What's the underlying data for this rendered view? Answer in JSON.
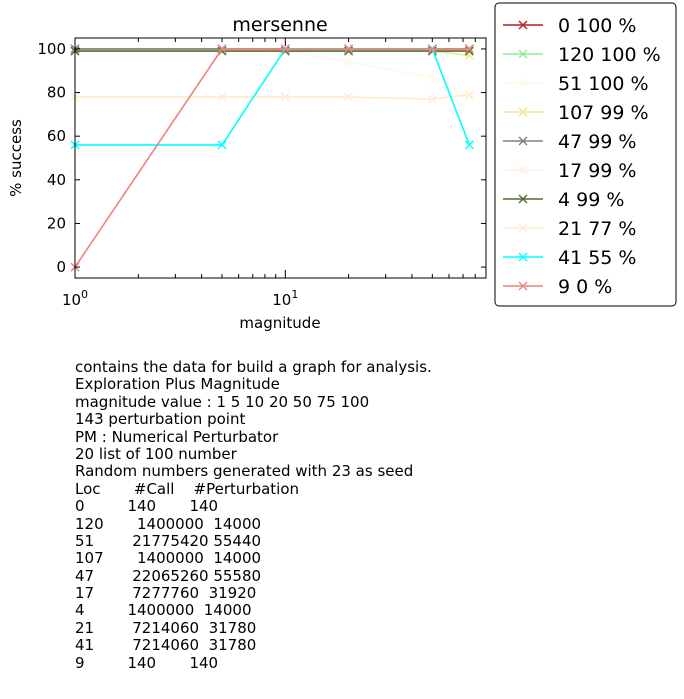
{
  "chart_data": {
    "type": "line",
    "title": "mersenne",
    "xlabel": "magnitude",
    "ylabel": "% success",
    "x_scale": "log",
    "xlim": [
      1,
      90
    ],
    "ylim": [
      -5,
      105
    ],
    "x_ticks": [
      {
        "value": 1,
        "base": "10",
        "exp": "0"
      },
      {
        "value": 10,
        "base": "10",
        "exp": "1"
      }
    ],
    "y_ticks": [
      "0",
      "20",
      "40",
      "60",
      "80",
      "100"
    ],
    "x": [
      1,
      5,
      10,
      20,
      50,
      75
    ],
    "legend_position": "outside-right",
    "series": [
      {
        "name": "0 100 %",
        "color": "#b22222",
        "values": [
          100,
          100,
          100,
          100,
          100,
          100
        ]
      },
      {
        "name": "120 100 %",
        "color": "#90ee90",
        "values": [
          100,
          100,
          100,
          100,
          100,
          100
        ]
      },
      {
        "name": "51 100 %",
        "color": "#fff8e7",
        "values": [
          100,
          100,
          99,
          94,
          87,
          78
        ]
      },
      {
        "name": "107 99 %",
        "color": "#f0e68c",
        "values": [
          99,
          99,
          99,
          99,
          99,
          97
        ]
      },
      {
        "name": "47 99 %",
        "color": "#808080",
        "values": [
          100,
          100,
          100,
          100,
          100,
          100
        ]
      },
      {
        "name": "17 99 %",
        "color": "#fdf2e0",
        "values": [
          99,
          99,
          99,
          99,
          99,
          99
        ]
      },
      {
        "name": "4 99 %",
        "color": "#556b2f",
        "values": [
          99,
          99,
          99,
          99,
          99,
          99
        ]
      },
      {
        "name": "21 77 %",
        "color": "#ffebcd",
        "values": [
          78,
          78,
          78,
          78,
          77,
          79
        ]
      },
      {
        "name": "41 55 %",
        "color": "#00ffff",
        "values": [
          56,
          56,
          100,
          100,
          100,
          56
        ]
      },
      {
        "name": "9 0 %",
        "color": "#e9857d",
        "values": [
          0,
          100,
          100,
          100,
          100,
          100
        ]
      }
    ]
  },
  "notes": [
    "contains the data for build a graph for analysis.",
    "Exploration Plus Magnitude",
    "magnitude value : 1 5 10 20 50 75 100",
    "143 perturbation point",
    "PM : Numerical Perturbator",
    "20 list of 100 number",
    "Random numbers generated with 23 as seed",
    "Loc       #Call    #Perturbation",
    "0         140       140",
    "120       1400000  14000",
    "51        21775420 55440",
    "107       1400000  14000",
    "47        22065260 55580",
    "17        7277760  31920",
    "4         1400000  14000",
    "21        7214060  31780",
    "41        7214060  31780",
    "9         140       140"
  ]
}
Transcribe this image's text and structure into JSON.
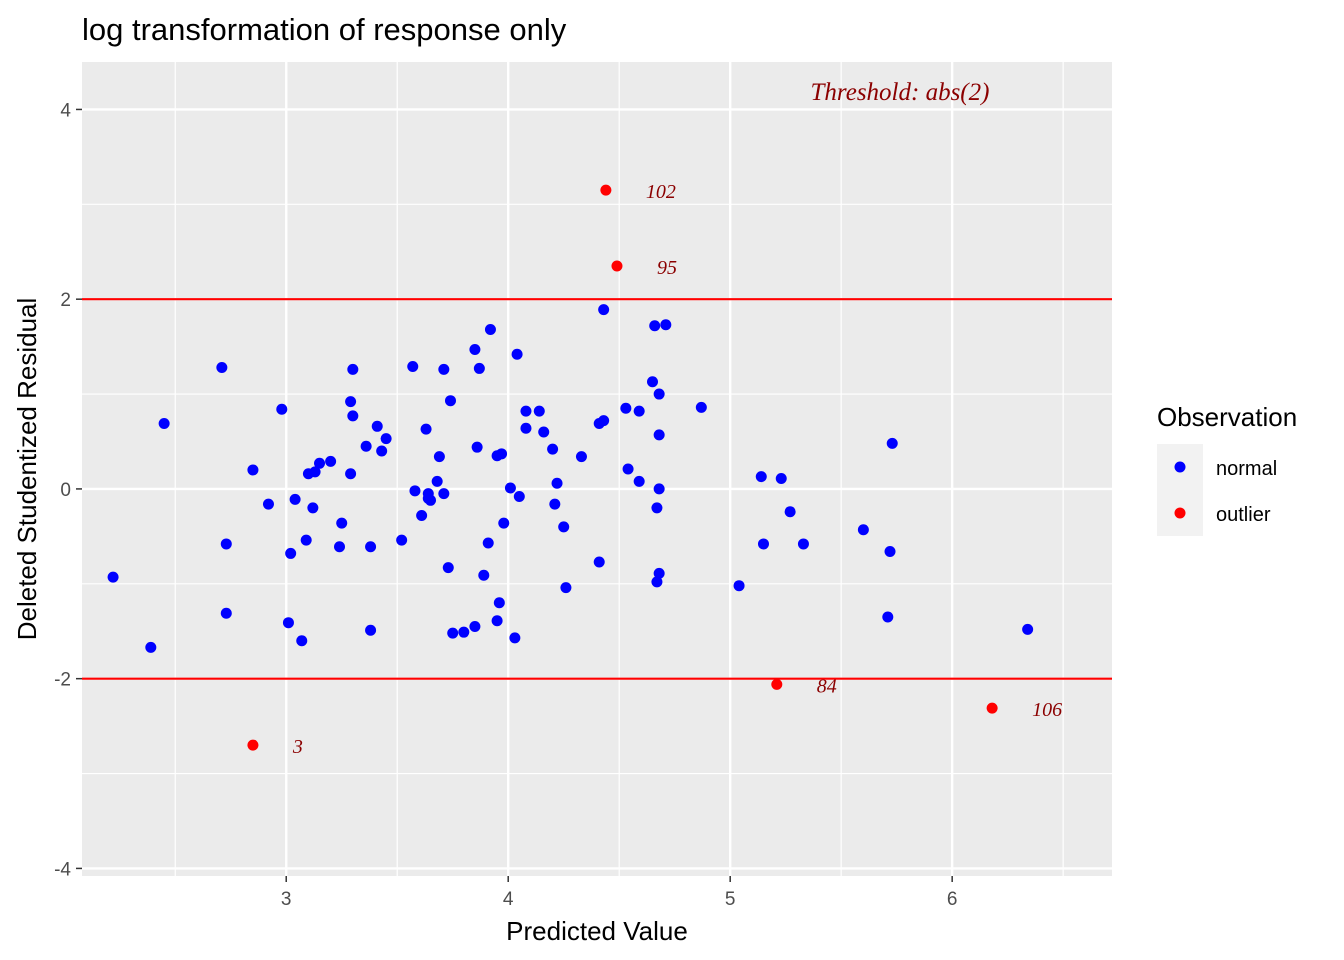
{
  "chart_data": {
    "type": "scatter",
    "title": "log transformation of response only",
    "xlabel": "Predicted Value",
    "ylabel": "Deleted Studentized Residual",
    "xlim": [
      2.08,
      6.72
    ],
    "ylim": [
      -4.08,
      4.5
    ],
    "x_ticks": [
      3,
      4,
      5,
      6
    ],
    "x_tick_labels": [
      "3",
      "4",
      "5",
      "6"
    ],
    "y_ticks": [
      -4,
      -2,
      0,
      2,
      4
    ],
    "y_tick_labels": [
      "-4",
      "-2",
      "0",
      "2",
      "4"
    ],
    "grid": true,
    "threshold_lines": [
      2,
      -2
    ],
    "threshold_color": "#ff0000",
    "annotation": "Threshold: abs(2)",
    "legend": {
      "title": "Observation",
      "position": "right",
      "entries": [
        {
          "label": "normal",
          "color": "#0000ff"
        },
        {
          "label": "outlier",
          "color": "#ff0000"
        }
      ]
    },
    "series": [
      {
        "name": "normal",
        "color": "#0000ff",
        "points": [
          [
            2.22,
            -0.93
          ],
          [
            2.39,
            -1.67
          ],
          [
            2.45,
            0.69
          ],
          [
            2.71,
            1.28
          ],
          [
            2.73,
            -0.58
          ],
          [
            2.73,
            -1.31
          ],
          [
            2.85,
            0.2
          ],
          [
            2.92,
            -0.16
          ],
          [
            2.98,
            0.84
          ],
          [
            3.01,
            -1.41
          ],
          [
            3.02,
            -0.68
          ],
          [
            3.04,
            -0.11
          ],
          [
            3.07,
            -1.6
          ],
          [
            3.09,
            -0.54
          ],
          [
            3.1,
            0.16
          ],
          [
            3.12,
            -0.2
          ],
          [
            3.13,
            0.18
          ],
          [
            3.15,
            0.27
          ],
          [
            3.2,
            0.29
          ],
          [
            3.24,
            -0.61
          ],
          [
            3.25,
            -0.36
          ],
          [
            3.29,
            0.16
          ],
          [
            3.29,
            0.92
          ],
          [
            3.3,
            0.77
          ],
          [
            3.3,
            1.26
          ],
          [
            3.36,
            0.45
          ],
          [
            3.38,
            -0.61
          ],
          [
            3.38,
            -1.49
          ],
          [
            3.41,
            0.66
          ],
          [
            3.43,
            0.4
          ],
          [
            3.45,
            0.53
          ],
          [
            3.52,
            -0.54
          ],
          [
            3.57,
            1.29
          ],
          [
            3.58,
            -0.02
          ],
          [
            3.61,
            -0.28
          ],
          [
            3.63,
            0.63
          ],
          [
            3.64,
            -0.05
          ],
          [
            3.64,
            -0.1
          ],
          [
            3.65,
            -0.12
          ],
          [
            3.68,
            0.08
          ],
          [
            3.69,
            0.34
          ],
          [
            3.71,
            1.26
          ],
          [
            3.71,
            -0.05
          ],
          [
            3.73,
            -0.83
          ],
          [
            3.74,
            0.93
          ],
          [
            3.75,
            -1.52
          ],
          [
            3.8,
            -1.51
          ],
          [
            3.85,
            1.47
          ],
          [
            3.85,
            -1.45
          ],
          [
            3.86,
            0.44
          ],
          [
            3.87,
            1.27
          ],
          [
            3.89,
            -0.91
          ],
          [
            3.91,
            -0.57
          ],
          [
            3.92,
            1.68
          ],
          [
            3.95,
            -1.39
          ],
          [
            3.95,
            0.35
          ],
          [
            3.96,
            -1.2
          ],
          [
            3.97,
            0.37
          ],
          [
            3.98,
            -0.36
          ],
          [
            4.01,
            0.01
          ],
          [
            4.03,
            -1.57
          ],
          [
            4.04,
            1.42
          ],
          [
            4.05,
            -0.08
          ],
          [
            4.08,
            0.82
          ],
          [
            4.08,
            0.64
          ],
          [
            4.14,
            0.82
          ],
          [
            4.16,
            0.6
          ],
          [
            4.2,
            0.42
          ],
          [
            4.21,
            -0.16
          ],
          [
            4.22,
            0.06
          ],
          [
            4.25,
            -0.4
          ],
          [
            4.26,
            -1.04
          ],
          [
            4.33,
            0.34
          ],
          [
            4.41,
            -0.77
          ],
          [
            4.41,
            0.69
          ],
          [
            4.43,
            0.72
          ],
          [
            4.43,
            1.89
          ],
          [
            4.53,
            0.85
          ],
          [
            4.54,
            0.21
          ],
          [
            4.59,
            0.08
          ],
          [
            4.59,
            0.82
          ],
          [
            4.65,
            1.13
          ],
          [
            4.66,
            1.72
          ],
          [
            4.67,
            -0.2
          ],
          [
            4.67,
            -0.98
          ],
          [
            4.68,
            0.57
          ],
          [
            4.68,
            1.0
          ],
          [
            4.68,
            0.0
          ],
          [
            4.68,
            -0.89
          ],
          [
            4.71,
            1.73
          ],
          [
            4.87,
            0.86
          ],
          [
            5.04,
            -1.02
          ],
          [
            5.14,
            0.13
          ],
          [
            5.15,
            -0.58
          ],
          [
            5.23,
            0.11
          ],
          [
            5.27,
            -0.24
          ],
          [
            5.33,
            -0.58
          ],
          [
            5.6,
            -0.43
          ],
          [
            5.71,
            -1.35
          ],
          [
            5.72,
            -0.66
          ],
          [
            5.73,
            0.48
          ],
          [
            6.34,
            -1.48
          ]
        ]
      },
      {
        "name": "outlier",
        "color": "#ff0000",
        "points": [
          [
            4.44,
            3.15,
            "102"
          ],
          [
            4.49,
            2.35,
            "95"
          ],
          [
            2.85,
            -2.7,
            "3"
          ],
          [
            5.21,
            -2.06,
            "84"
          ],
          [
            6.18,
            -2.31,
            "106"
          ]
        ]
      }
    ]
  }
}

# # # #

### [PROBLEM TO WORK ON]
Check each line of the data above for the word "title" and say how many lines have it. Give the number alone.

### [FINAL RESULT]
3